-- begin --

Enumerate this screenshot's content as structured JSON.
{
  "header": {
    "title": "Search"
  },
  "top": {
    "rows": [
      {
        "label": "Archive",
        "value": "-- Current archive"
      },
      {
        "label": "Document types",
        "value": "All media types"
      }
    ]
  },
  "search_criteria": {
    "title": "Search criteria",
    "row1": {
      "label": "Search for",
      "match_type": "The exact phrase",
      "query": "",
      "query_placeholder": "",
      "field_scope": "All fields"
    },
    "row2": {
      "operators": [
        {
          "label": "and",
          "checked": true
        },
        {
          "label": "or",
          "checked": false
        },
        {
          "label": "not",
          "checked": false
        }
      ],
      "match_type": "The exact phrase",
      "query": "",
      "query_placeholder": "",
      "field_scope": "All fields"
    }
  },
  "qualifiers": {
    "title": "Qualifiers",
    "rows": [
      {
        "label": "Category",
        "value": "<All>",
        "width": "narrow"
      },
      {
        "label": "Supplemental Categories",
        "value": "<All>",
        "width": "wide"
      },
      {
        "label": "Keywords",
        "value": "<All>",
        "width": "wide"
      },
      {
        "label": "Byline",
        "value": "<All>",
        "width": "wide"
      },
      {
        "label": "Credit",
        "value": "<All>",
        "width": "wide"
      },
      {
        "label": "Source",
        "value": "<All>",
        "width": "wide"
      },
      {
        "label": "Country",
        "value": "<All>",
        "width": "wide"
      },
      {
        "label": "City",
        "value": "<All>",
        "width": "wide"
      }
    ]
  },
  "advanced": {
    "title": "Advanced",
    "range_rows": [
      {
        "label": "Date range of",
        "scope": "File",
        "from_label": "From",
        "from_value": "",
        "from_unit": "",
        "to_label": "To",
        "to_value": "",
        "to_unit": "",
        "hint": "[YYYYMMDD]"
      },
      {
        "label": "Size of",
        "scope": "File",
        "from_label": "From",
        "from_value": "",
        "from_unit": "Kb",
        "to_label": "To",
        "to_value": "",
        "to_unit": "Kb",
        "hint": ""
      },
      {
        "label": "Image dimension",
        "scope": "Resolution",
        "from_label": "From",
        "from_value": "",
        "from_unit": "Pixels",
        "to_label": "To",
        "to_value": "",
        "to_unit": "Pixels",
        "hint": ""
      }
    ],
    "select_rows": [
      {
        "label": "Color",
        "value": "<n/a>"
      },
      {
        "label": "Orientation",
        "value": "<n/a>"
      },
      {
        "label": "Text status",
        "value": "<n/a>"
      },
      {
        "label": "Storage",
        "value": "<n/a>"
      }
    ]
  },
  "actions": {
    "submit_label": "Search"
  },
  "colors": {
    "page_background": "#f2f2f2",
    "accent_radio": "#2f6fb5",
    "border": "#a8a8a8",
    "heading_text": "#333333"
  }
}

-- end --
-- begin --

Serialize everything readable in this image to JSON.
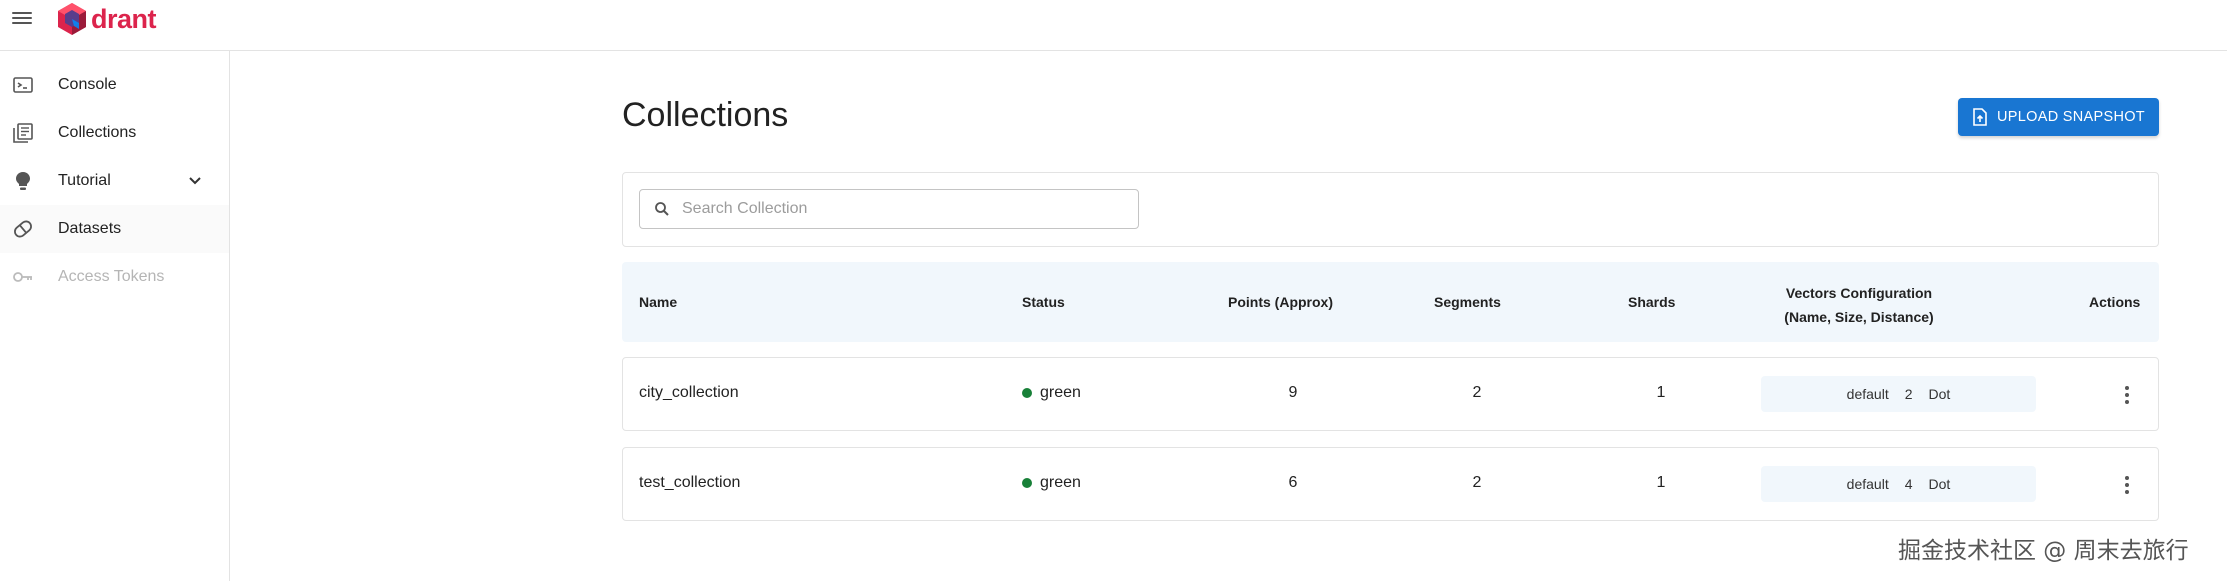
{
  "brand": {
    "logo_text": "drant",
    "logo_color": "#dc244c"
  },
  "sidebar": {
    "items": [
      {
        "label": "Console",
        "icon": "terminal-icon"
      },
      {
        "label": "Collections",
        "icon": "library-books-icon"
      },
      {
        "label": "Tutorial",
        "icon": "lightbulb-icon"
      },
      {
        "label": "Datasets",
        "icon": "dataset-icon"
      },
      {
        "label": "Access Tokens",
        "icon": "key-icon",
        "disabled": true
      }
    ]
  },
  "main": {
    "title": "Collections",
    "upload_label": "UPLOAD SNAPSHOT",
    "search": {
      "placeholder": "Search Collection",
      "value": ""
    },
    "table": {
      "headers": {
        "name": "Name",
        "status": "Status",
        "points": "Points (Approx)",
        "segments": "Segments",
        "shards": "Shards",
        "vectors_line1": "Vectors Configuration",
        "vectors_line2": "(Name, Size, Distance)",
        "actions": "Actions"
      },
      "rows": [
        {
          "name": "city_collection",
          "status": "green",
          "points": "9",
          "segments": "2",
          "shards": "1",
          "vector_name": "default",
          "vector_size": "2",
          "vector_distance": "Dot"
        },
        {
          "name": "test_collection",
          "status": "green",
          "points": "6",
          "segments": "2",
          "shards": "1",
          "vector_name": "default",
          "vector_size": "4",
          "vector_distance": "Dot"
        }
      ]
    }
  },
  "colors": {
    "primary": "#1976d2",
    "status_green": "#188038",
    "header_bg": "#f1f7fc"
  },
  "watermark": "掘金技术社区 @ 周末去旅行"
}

-- end --

→ **Set task**: Copy out the lines in which the string "points" appears.

→ **Solution below**:
        "points": "Points (Approx)",
          "points": "9",
          "points": "6",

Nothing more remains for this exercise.